— BEGIN DATASET RECORDS —

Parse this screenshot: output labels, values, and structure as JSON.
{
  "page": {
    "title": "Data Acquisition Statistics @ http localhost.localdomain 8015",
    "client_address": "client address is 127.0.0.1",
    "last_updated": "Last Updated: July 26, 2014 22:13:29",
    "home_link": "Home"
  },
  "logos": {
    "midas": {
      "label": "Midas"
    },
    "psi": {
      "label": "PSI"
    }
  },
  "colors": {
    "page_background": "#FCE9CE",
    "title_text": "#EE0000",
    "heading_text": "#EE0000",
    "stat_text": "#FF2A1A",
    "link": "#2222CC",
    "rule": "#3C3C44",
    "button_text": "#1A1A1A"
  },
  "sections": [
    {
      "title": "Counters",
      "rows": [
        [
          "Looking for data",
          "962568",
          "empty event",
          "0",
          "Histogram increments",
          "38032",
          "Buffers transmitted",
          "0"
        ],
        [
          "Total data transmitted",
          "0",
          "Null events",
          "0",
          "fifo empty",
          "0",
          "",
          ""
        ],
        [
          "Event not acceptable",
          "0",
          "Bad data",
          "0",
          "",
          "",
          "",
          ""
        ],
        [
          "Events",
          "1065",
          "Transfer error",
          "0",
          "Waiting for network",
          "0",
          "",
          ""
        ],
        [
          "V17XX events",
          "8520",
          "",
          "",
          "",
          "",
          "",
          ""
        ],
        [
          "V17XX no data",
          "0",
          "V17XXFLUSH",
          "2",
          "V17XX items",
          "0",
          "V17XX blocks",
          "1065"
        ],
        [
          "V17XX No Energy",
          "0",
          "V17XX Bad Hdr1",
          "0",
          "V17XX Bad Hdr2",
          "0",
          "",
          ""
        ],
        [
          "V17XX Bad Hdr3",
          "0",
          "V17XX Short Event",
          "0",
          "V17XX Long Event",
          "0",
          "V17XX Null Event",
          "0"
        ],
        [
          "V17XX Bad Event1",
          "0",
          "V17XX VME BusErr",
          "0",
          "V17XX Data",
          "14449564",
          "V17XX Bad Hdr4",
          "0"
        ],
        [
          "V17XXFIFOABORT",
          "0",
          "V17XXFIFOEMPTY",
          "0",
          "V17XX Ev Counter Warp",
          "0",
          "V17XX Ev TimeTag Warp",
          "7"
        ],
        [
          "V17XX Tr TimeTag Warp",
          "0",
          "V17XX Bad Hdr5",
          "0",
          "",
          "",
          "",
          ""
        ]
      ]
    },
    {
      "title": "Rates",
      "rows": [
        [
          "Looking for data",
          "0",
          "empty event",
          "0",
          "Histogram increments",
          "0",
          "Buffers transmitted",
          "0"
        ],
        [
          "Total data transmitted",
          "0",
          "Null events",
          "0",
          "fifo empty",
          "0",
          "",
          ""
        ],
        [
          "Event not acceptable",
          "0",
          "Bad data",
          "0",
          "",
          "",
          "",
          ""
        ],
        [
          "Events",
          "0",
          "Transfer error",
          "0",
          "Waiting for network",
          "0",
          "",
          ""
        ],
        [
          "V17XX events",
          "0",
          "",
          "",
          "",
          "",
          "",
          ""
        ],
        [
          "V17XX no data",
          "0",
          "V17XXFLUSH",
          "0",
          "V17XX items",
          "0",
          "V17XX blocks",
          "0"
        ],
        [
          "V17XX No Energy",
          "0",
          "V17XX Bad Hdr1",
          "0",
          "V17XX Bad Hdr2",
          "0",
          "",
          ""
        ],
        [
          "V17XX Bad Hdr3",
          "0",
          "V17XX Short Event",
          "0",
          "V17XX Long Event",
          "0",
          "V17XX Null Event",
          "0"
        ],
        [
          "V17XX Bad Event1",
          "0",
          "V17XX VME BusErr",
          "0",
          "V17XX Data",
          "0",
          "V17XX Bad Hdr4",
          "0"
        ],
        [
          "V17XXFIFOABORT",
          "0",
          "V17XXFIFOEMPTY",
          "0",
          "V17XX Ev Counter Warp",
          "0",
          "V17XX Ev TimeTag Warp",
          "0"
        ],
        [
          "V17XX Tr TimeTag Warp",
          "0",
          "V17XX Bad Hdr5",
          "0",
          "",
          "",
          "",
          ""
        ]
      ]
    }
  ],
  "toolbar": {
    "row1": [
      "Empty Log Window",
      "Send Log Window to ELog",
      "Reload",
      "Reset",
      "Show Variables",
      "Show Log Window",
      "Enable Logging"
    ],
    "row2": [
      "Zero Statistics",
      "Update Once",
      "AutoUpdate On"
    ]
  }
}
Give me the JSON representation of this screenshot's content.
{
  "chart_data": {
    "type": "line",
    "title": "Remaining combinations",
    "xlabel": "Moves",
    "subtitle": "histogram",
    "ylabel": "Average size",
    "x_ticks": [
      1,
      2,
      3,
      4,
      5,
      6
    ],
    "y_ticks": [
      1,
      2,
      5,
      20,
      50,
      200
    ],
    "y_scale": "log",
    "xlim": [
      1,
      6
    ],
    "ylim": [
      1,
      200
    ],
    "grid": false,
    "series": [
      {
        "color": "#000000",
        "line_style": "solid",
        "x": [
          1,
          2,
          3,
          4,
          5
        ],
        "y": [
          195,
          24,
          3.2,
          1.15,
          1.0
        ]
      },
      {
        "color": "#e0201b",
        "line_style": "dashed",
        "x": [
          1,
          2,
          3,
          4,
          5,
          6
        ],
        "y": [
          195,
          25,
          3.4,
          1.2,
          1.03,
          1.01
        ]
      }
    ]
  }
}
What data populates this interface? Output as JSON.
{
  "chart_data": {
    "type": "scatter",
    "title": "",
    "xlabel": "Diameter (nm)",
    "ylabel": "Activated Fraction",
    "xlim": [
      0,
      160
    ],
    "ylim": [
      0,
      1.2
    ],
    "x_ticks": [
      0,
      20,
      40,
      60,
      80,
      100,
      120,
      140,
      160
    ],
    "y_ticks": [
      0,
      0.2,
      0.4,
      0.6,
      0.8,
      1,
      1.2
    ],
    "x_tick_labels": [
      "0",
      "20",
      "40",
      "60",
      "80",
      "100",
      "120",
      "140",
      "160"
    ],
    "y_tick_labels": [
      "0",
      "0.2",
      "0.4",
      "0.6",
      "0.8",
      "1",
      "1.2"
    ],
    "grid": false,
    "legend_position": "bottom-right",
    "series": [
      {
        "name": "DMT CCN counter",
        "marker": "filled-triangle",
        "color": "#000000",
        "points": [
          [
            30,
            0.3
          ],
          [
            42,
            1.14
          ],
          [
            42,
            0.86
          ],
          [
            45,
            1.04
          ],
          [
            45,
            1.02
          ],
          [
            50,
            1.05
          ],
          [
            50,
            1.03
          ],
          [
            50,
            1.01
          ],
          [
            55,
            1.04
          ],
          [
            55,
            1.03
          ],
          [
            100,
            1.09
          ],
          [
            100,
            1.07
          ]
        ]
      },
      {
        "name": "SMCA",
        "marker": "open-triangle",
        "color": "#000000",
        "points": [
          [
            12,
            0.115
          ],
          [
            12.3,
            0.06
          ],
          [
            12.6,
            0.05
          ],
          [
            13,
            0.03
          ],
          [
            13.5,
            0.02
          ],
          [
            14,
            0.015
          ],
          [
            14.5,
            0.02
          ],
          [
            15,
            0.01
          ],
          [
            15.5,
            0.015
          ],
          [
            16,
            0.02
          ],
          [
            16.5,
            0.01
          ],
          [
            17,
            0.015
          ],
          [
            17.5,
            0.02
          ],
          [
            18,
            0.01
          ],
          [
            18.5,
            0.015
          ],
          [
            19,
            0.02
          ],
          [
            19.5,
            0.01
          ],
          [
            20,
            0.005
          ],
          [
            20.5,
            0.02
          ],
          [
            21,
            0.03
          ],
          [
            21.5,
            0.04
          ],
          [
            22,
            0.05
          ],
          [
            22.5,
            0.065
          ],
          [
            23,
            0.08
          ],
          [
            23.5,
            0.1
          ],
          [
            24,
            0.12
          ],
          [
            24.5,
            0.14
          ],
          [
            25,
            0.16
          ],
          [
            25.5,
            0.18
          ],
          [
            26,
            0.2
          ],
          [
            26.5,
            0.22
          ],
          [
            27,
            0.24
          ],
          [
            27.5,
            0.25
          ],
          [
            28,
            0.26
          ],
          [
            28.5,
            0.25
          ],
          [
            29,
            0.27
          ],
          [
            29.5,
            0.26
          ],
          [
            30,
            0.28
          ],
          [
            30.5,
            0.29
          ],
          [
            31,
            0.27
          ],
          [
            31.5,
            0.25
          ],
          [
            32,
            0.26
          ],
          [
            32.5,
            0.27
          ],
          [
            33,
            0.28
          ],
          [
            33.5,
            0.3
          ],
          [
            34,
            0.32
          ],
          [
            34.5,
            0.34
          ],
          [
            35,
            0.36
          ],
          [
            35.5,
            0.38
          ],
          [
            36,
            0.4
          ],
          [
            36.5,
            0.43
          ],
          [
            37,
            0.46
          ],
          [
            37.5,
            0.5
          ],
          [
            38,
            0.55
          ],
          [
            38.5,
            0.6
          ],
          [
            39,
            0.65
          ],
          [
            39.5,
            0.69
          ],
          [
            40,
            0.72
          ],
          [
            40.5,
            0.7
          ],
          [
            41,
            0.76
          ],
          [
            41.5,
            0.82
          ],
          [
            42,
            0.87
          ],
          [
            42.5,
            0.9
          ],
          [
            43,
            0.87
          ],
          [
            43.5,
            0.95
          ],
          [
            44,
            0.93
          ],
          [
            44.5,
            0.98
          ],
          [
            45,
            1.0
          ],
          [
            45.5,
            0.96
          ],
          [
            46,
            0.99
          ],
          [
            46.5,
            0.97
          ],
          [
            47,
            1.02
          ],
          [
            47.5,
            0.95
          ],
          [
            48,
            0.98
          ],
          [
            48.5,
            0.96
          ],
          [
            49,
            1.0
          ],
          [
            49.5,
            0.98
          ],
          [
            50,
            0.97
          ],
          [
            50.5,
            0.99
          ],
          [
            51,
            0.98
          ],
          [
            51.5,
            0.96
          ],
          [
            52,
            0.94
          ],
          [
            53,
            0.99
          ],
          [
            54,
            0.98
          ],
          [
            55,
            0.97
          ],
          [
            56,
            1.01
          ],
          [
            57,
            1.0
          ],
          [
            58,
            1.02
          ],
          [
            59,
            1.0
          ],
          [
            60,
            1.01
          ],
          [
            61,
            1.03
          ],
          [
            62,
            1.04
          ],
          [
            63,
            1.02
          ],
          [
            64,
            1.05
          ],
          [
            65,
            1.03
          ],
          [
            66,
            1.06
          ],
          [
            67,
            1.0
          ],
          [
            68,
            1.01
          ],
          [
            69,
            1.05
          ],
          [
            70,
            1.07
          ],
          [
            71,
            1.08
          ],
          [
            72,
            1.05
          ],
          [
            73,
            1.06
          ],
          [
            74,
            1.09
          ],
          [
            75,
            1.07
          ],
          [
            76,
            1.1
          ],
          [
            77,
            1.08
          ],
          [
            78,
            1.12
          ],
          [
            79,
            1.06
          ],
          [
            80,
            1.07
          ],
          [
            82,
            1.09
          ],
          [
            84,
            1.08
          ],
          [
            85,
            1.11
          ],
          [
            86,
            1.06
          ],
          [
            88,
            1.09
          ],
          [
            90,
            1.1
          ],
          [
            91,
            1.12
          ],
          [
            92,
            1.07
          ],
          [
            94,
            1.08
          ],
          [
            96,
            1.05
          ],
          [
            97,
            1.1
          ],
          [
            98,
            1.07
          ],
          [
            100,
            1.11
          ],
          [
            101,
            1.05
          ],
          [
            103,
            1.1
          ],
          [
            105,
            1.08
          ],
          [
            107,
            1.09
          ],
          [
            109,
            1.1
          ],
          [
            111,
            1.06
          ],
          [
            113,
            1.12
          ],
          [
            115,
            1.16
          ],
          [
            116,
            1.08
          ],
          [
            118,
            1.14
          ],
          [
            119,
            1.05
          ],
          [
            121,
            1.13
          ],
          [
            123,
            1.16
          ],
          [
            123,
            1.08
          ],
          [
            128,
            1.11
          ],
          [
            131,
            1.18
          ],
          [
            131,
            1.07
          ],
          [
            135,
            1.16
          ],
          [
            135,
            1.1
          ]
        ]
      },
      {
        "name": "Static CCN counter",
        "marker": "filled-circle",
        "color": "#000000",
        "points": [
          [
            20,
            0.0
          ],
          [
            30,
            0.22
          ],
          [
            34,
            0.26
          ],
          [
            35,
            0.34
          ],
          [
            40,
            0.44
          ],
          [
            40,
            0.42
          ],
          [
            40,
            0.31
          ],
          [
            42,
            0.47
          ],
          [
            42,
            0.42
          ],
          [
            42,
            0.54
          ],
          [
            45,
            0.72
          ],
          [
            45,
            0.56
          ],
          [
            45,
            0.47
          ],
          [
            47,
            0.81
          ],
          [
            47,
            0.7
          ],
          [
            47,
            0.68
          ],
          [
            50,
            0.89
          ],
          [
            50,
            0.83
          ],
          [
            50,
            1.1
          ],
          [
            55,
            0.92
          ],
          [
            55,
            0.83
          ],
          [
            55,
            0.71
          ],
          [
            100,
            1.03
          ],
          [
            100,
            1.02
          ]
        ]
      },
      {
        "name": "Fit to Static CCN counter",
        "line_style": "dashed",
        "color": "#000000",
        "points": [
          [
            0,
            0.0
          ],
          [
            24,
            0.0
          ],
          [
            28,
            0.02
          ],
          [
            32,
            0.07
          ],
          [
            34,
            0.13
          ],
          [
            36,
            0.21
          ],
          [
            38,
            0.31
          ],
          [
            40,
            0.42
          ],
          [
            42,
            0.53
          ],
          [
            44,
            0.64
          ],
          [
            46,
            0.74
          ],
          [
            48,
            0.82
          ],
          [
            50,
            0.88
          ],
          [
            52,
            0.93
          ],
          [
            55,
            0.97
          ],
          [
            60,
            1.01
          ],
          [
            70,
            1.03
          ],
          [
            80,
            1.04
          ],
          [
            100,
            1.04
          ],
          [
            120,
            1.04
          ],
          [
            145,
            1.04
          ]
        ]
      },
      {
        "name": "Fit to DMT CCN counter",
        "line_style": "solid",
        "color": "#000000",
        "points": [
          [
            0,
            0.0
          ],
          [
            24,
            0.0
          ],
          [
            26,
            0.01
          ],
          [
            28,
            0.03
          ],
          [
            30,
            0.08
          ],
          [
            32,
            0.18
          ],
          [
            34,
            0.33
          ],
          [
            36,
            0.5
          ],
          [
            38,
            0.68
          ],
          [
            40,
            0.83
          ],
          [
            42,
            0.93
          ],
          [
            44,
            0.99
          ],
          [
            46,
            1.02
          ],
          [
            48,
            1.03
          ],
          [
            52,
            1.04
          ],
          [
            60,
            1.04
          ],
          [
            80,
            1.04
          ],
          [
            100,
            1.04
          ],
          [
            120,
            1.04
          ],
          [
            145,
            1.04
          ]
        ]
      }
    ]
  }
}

— END DATASET RECORDS —

* WRITTEN INSTRUCTION: Search the data for "screenshot". Copy every matching line.

* THE OUTPUT:
Parse this screenshot: output labels, values, and structure as JSON.
Give me the JSON representation of this screenshot's content.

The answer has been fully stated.